◆ YOUR OBJECTIVE
Identify every line in the records below that contains the word "携帯電話", and copy each of those lines.

◆ STORED ROWS
■ ■ ■ ■ ■ ■ ■
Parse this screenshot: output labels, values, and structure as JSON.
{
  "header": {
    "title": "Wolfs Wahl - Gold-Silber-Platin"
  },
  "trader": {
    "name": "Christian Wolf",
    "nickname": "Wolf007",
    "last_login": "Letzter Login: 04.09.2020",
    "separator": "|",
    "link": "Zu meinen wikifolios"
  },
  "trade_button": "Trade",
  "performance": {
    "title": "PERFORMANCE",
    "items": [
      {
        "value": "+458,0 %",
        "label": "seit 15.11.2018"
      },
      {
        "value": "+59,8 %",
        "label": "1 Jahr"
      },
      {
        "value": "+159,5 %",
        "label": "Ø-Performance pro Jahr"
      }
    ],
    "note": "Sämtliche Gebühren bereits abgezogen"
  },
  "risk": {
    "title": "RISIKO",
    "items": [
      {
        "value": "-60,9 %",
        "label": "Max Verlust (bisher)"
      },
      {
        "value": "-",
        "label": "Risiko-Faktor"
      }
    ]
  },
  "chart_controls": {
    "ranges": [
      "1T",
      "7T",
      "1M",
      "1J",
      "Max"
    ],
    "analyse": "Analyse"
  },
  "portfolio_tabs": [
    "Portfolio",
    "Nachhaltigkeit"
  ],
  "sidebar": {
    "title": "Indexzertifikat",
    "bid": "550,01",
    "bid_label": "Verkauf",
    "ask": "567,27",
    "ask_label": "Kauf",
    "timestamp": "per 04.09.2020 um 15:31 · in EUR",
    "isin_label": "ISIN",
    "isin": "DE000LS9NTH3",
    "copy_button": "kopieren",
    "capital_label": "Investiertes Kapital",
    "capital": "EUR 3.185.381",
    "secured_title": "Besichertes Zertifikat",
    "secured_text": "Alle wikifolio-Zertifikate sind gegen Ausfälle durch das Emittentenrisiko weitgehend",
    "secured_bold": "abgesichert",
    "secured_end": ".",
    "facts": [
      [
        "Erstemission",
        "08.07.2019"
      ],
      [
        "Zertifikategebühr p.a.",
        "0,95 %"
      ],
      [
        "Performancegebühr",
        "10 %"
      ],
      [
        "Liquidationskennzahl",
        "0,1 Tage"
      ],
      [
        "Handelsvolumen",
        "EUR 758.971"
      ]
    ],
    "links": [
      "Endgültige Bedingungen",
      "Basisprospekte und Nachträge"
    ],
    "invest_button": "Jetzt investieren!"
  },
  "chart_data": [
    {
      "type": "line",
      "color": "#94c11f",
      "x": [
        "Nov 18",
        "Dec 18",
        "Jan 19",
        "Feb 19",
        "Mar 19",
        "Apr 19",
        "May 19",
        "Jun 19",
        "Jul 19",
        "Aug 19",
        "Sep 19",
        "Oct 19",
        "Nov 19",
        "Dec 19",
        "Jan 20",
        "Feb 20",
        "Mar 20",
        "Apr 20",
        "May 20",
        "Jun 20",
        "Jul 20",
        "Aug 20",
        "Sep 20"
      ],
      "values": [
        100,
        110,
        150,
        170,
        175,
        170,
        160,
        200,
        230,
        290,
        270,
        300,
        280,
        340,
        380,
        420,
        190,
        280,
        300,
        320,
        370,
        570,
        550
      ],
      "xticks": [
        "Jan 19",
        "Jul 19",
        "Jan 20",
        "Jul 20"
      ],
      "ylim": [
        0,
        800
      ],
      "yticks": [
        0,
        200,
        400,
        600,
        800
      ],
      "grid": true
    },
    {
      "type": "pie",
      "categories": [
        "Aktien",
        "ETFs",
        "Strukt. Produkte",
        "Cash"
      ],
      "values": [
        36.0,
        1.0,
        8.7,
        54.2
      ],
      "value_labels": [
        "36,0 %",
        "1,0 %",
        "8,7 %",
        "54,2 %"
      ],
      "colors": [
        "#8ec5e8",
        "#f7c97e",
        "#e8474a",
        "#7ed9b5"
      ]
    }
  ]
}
■ ■ ■ ■ ■ ■ ■
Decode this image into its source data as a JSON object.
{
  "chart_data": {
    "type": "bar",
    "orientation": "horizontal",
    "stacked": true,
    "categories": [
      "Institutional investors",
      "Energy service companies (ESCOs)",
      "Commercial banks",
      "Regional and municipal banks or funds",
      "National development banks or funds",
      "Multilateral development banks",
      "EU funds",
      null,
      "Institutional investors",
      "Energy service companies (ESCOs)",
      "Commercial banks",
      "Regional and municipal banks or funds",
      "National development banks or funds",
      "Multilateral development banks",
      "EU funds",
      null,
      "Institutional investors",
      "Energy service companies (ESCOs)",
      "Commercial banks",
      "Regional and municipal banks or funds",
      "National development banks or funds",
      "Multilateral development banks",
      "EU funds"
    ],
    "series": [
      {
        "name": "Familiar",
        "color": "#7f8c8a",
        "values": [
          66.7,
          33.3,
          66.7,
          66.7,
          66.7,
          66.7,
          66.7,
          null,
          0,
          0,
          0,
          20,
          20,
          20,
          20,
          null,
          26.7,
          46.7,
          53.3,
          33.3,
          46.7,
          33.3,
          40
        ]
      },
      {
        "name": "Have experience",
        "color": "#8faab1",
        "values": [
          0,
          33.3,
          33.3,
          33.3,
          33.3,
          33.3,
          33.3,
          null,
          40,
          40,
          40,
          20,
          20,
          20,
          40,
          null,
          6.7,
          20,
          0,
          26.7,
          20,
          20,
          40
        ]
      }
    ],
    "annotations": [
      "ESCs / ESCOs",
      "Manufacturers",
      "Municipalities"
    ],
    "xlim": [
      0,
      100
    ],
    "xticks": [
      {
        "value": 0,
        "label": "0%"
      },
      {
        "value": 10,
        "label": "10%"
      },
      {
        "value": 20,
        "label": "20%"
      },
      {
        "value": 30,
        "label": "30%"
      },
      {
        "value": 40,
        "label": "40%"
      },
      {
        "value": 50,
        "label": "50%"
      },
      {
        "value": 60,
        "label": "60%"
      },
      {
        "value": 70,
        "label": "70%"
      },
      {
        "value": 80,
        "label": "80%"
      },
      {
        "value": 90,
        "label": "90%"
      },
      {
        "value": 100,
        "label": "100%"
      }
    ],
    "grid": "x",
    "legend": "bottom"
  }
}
■ ■ ■ ■ ■ ■ ■
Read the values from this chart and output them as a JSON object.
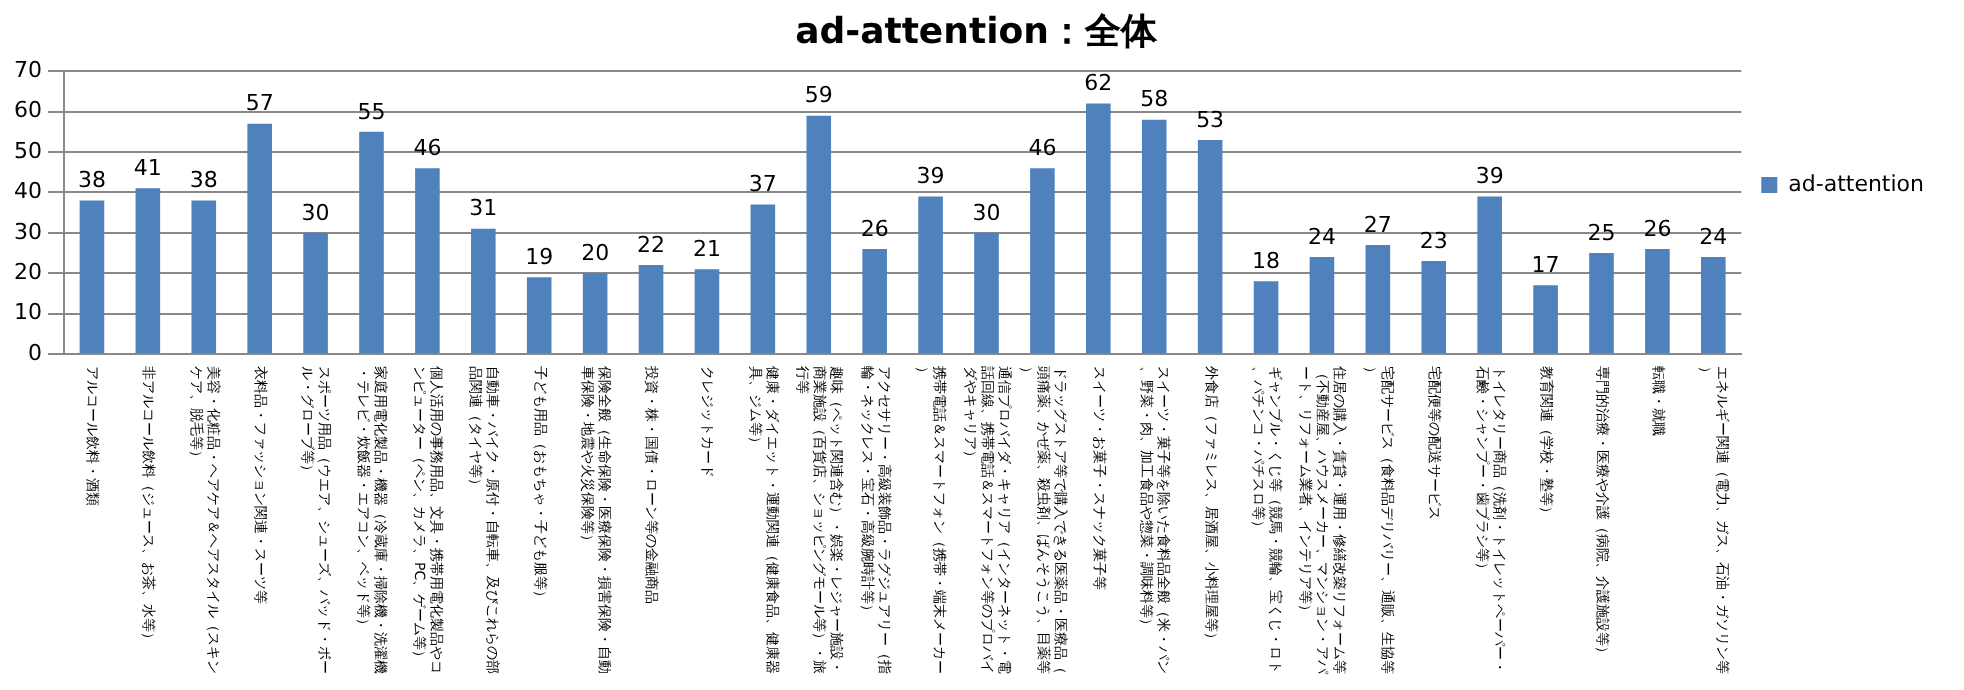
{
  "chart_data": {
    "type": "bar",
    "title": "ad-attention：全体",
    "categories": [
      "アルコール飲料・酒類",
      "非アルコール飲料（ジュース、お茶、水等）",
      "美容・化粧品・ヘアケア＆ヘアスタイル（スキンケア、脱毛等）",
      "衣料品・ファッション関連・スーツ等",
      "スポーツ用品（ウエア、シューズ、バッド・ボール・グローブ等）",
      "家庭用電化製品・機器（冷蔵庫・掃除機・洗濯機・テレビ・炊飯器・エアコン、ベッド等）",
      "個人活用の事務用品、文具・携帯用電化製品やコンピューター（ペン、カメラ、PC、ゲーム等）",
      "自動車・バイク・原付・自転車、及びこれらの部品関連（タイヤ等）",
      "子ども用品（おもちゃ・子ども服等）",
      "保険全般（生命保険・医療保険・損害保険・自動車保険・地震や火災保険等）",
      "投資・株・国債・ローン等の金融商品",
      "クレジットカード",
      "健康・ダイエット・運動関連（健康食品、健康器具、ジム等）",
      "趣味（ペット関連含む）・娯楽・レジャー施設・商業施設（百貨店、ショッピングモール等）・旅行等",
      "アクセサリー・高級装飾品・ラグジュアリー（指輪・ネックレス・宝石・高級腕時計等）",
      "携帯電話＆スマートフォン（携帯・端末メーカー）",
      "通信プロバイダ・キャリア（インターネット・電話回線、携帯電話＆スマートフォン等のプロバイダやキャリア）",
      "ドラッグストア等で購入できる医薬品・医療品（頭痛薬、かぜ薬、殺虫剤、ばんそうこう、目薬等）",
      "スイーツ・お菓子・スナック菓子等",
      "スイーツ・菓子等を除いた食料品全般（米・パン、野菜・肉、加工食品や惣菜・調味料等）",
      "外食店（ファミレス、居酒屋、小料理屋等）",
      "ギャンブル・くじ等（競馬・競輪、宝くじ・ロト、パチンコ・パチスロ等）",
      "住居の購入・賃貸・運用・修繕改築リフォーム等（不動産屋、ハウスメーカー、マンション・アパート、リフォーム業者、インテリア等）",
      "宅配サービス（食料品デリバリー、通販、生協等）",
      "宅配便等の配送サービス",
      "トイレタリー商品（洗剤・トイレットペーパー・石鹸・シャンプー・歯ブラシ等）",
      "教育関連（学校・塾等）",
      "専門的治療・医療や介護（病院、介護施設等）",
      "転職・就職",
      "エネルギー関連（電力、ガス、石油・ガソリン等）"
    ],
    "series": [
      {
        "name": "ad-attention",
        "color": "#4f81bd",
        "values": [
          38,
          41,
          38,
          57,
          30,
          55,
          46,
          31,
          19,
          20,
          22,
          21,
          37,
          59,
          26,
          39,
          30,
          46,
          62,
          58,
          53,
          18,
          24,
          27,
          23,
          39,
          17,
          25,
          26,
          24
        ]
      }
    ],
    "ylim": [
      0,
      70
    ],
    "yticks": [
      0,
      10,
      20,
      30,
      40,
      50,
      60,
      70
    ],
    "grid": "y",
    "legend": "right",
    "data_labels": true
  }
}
■ ■ ■ ■ ■ ■ ■
◆ TASK ANSWER
      "携帯電話＆スマートフォン（携帯・端末メーカー）",
      "通信プロバイダ・キャリア（インターネット・電話回線、携帯電話＆スマートフォン等のプロバイダやキャリア）",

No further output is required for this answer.